**Exercise prompt**
Make an exact copy of the entries below with the pictures removed.

Raw records:
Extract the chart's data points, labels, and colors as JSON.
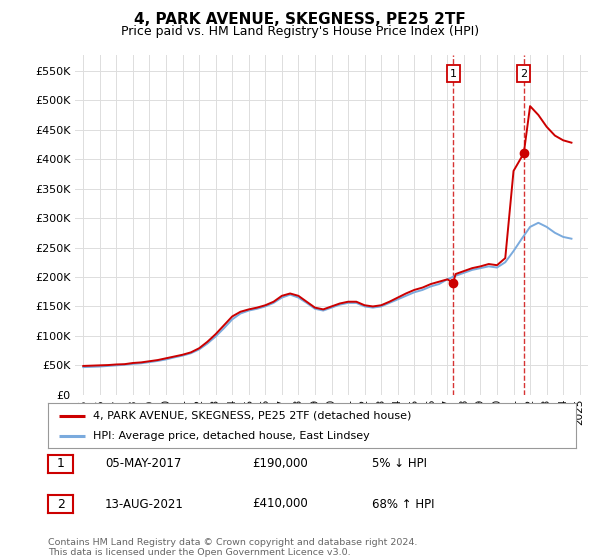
{
  "title": "4, PARK AVENUE, SKEGNESS, PE25 2TF",
  "subtitle": "Price paid vs. HM Land Registry's House Price Index (HPI)",
  "background_color": "#ffffff",
  "grid_color": "#dddddd",
  "hpi_color": "#7aaadd",
  "price_color": "#cc0000",
  "ylim": [
    0,
    577000
  ],
  "yticks": [
    0,
    50000,
    100000,
    150000,
    200000,
    250000,
    300000,
    350000,
    400000,
    450000,
    500000,
    550000
  ],
  "ytick_labels": [
    "£0",
    "£50K",
    "£100K",
    "£150K",
    "£200K",
    "£250K",
    "£300K",
    "£350K",
    "£400K",
    "£450K",
    "£500K",
    "£550K"
  ],
  "sale1_x": 2017.35,
  "sale1_y": 190000,
  "sale2_x": 2021.62,
  "sale2_y": 410000,
  "legend_entries": [
    "4, PARK AVENUE, SKEGNESS, PE25 2TF (detached house)",
    "HPI: Average price, detached house, East Lindsey"
  ],
  "table_rows": [
    [
      "1",
      "05-MAY-2017",
      "£190,000",
      "5% ↓ HPI"
    ],
    [
      "2",
      "13-AUG-2021",
      "£410,000",
      "68% ↑ HPI"
    ]
  ],
  "footer": "Contains HM Land Registry data © Crown copyright and database right 2024.\nThis data is licensed under the Open Government Licence v3.0.",
  "hpi_years": [
    1995,
    1995.5,
    1996,
    1996.5,
    1997,
    1997.5,
    1998,
    1998.5,
    1999,
    1999.5,
    2000,
    2000.5,
    2001,
    2001.5,
    2002,
    2002.5,
    2003,
    2003.5,
    2004,
    2004.5,
    2005,
    2005.5,
    2006,
    2006.5,
    2007,
    2007.5,
    2008,
    2008.5,
    2009,
    2009.5,
    2010,
    2010.5,
    2011,
    2011.5,
    2012,
    2012.5,
    2013,
    2013.5,
    2014,
    2014.5,
    2015,
    2015.5,
    2016,
    2016.5,
    2017,
    2017.5,
    2018,
    2018.5,
    2019,
    2019.5,
    2020,
    2020.5,
    2021,
    2021.5,
    2022,
    2022.5,
    2023,
    2023.5,
    2024,
    2024.5
  ],
  "hpi_values": [
    47000,
    47500,
    48000,
    49000,
    50000,
    51000,
    52500,
    53500,
    55500,
    57500,
    60000,
    63500,
    66500,
    70500,
    77000,
    87000,
    99000,
    113000,
    128000,
    138000,
    143000,
    146000,
    150000,
    156000,
    165000,
    170000,
    165000,
    156000,
    146000,
    143000,
    148000,
    153000,
    156000,
    156000,
    150000,
    148000,
    150000,
    156000,
    162000,
    168000,
    174000,
    178000,
    184000,
    188000,
    196000,
    202000,
    207000,
    212000,
    215000,
    218000,
    216000,
    225000,
    244000,
    265000,
    285000,
    292000,
    285000,
    275000,
    268000,
    265000
  ],
  "price_years": [
    1995,
    1995.5,
    1996,
    1996.5,
    1997,
    1997.5,
    1998,
    1998.5,
    1999,
    1999.5,
    2000,
    2000.5,
    2001,
    2001.5,
    2002,
    2002.5,
    2003,
    2003.5,
    2004,
    2004.5,
    2005,
    2005.5,
    2006,
    2006.5,
    2007,
    2007.5,
    2008,
    2008.5,
    2009,
    2009.5,
    2010,
    2010.5,
    2011,
    2011.5,
    2012,
    2012.5,
    2013,
    2013.5,
    2014,
    2014.5,
    2015,
    2015.5,
    2016,
    2016.5,
    2017,
    2017.35,
    2017.5,
    2018,
    2018.5,
    2019,
    2019.5,
    2020,
    2020.5,
    2021,
    2021.62,
    2022,
    2022.5,
    2023,
    2023.5,
    2024,
    2024.5
  ],
  "price_values": [
    49000,
    49500,
    50000,
    50500,
    51500,
    52000,
    54000,
    55000,
    57000,
    59000,
    62000,
    65000,
    68000,
    72000,
    79000,
    90000,
    103000,
    118000,
    133000,
    141000,
    145000,
    148000,
    152000,
    158000,
    168000,
    172000,
    168000,
    158000,
    148000,
    145000,
    150000,
    155000,
    158000,
    158000,
    152000,
    150000,
    152000,
    158000,
    165000,
    172000,
    178000,
    182000,
    188000,
    192000,
    196000,
    190000,
    205000,
    210000,
    215000,
    218000,
    222000,
    220000,
    232000,
    380000,
    410000,
    490000,
    475000,
    455000,
    440000,
    432000,
    428000
  ],
  "vline1_x": 2017.35,
  "vline2_x": 2021.62,
  "xlim": [
    1994.5,
    2025.5
  ],
  "xtick_years": [
    1995,
    1996,
    1997,
    1998,
    1999,
    2000,
    2001,
    2002,
    2003,
    2004,
    2005,
    2006,
    2007,
    2008,
    2009,
    2010,
    2011,
    2012,
    2013,
    2014,
    2015,
    2016,
    2017,
    2018,
    2019,
    2020,
    2021,
    2022,
    2023,
    2024,
    2025
  ]
}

**Problem solution**
Extract the chart's data points, labels, and colors as JSON.
{
  "title": "4, PARK AVENUE, SKEGNESS, PE25 2TF",
  "subtitle": "Price paid vs. HM Land Registry's House Price Index (HPI)",
  "background_color": "#ffffff",
  "grid_color": "#dddddd",
  "hpi_color": "#7aaadd",
  "price_color": "#cc0000",
  "ylim": [
    0,
    577000
  ],
  "yticks": [
    0,
    50000,
    100000,
    150000,
    200000,
    250000,
    300000,
    350000,
    400000,
    450000,
    500000,
    550000
  ],
  "ytick_labels": [
    "£0",
    "£50K",
    "£100K",
    "£150K",
    "£200K",
    "£250K",
    "£300K",
    "£350K",
    "£400K",
    "£450K",
    "£500K",
    "£550K"
  ],
  "sale1_x": 2017.35,
  "sale1_y": 190000,
  "sale2_x": 2021.62,
  "sale2_y": 410000,
  "legend_entries": [
    "4, PARK AVENUE, SKEGNESS, PE25 2TF (detached house)",
    "HPI: Average price, detached house, East Lindsey"
  ],
  "table_rows": [
    [
      "1",
      "05-MAY-2017",
      "£190,000",
      "5% ↓ HPI"
    ],
    [
      "2",
      "13-AUG-2021",
      "£410,000",
      "68% ↑ HPI"
    ]
  ],
  "footer": "Contains HM Land Registry data © Crown copyright and database right 2024.\nThis data is licensed under the Open Government Licence v3.0.",
  "hpi_years": [
    1995,
    1995.5,
    1996,
    1996.5,
    1997,
    1997.5,
    1998,
    1998.5,
    1999,
    1999.5,
    2000,
    2000.5,
    2001,
    2001.5,
    2002,
    2002.5,
    2003,
    2003.5,
    2004,
    2004.5,
    2005,
    2005.5,
    2006,
    2006.5,
    2007,
    2007.5,
    2008,
    2008.5,
    2009,
    2009.5,
    2010,
    2010.5,
    2011,
    2011.5,
    2012,
    2012.5,
    2013,
    2013.5,
    2014,
    2014.5,
    2015,
    2015.5,
    2016,
    2016.5,
    2017,
    2017.5,
    2018,
    2018.5,
    2019,
    2019.5,
    2020,
    2020.5,
    2021,
    2021.5,
    2022,
    2022.5,
    2023,
    2023.5,
    2024,
    2024.5
  ],
  "hpi_values": [
    47000,
    47500,
    48000,
    49000,
    50000,
    51000,
    52500,
    53500,
    55500,
    57500,
    60000,
    63500,
    66500,
    70500,
    77000,
    87000,
    99000,
    113000,
    128000,
    138000,
    143000,
    146000,
    150000,
    156000,
    165000,
    170000,
    165000,
    156000,
    146000,
    143000,
    148000,
    153000,
    156000,
    156000,
    150000,
    148000,
    150000,
    156000,
    162000,
    168000,
    174000,
    178000,
    184000,
    188000,
    196000,
    202000,
    207000,
    212000,
    215000,
    218000,
    216000,
    225000,
    244000,
    265000,
    285000,
    292000,
    285000,
    275000,
    268000,
    265000
  ],
  "price_years": [
    1995,
    1995.5,
    1996,
    1996.5,
    1997,
    1997.5,
    1998,
    1998.5,
    1999,
    1999.5,
    2000,
    2000.5,
    2001,
    2001.5,
    2002,
    2002.5,
    2003,
    2003.5,
    2004,
    2004.5,
    2005,
    2005.5,
    2006,
    2006.5,
    2007,
    2007.5,
    2008,
    2008.5,
    2009,
    2009.5,
    2010,
    2010.5,
    2011,
    2011.5,
    2012,
    2012.5,
    2013,
    2013.5,
    2014,
    2014.5,
    2015,
    2015.5,
    2016,
    2016.5,
    2017,
    2017.35,
    2017.5,
    2018,
    2018.5,
    2019,
    2019.5,
    2020,
    2020.5,
    2021,
    2021.62,
    2022,
    2022.5,
    2023,
    2023.5,
    2024,
    2024.5
  ],
  "price_values": [
    49000,
    49500,
    50000,
    50500,
    51500,
    52000,
    54000,
    55000,
    57000,
    59000,
    62000,
    65000,
    68000,
    72000,
    79000,
    90000,
    103000,
    118000,
    133000,
    141000,
    145000,
    148000,
    152000,
    158000,
    168000,
    172000,
    168000,
    158000,
    148000,
    145000,
    150000,
    155000,
    158000,
    158000,
    152000,
    150000,
    152000,
    158000,
    165000,
    172000,
    178000,
    182000,
    188000,
    192000,
    196000,
    190000,
    205000,
    210000,
    215000,
    218000,
    222000,
    220000,
    232000,
    380000,
    410000,
    490000,
    475000,
    455000,
    440000,
    432000,
    428000
  ],
  "vline1_x": 2017.35,
  "vline2_x": 2021.62,
  "xlim": [
    1994.5,
    2025.5
  ],
  "xtick_years": [
    1995,
    1996,
    1997,
    1998,
    1999,
    2000,
    2001,
    2002,
    2003,
    2004,
    2005,
    2006,
    2007,
    2008,
    2009,
    2010,
    2011,
    2012,
    2013,
    2014,
    2015,
    2016,
    2017,
    2018,
    2019,
    2020,
    2021,
    2022,
    2023,
    2024,
    2025
  ]
}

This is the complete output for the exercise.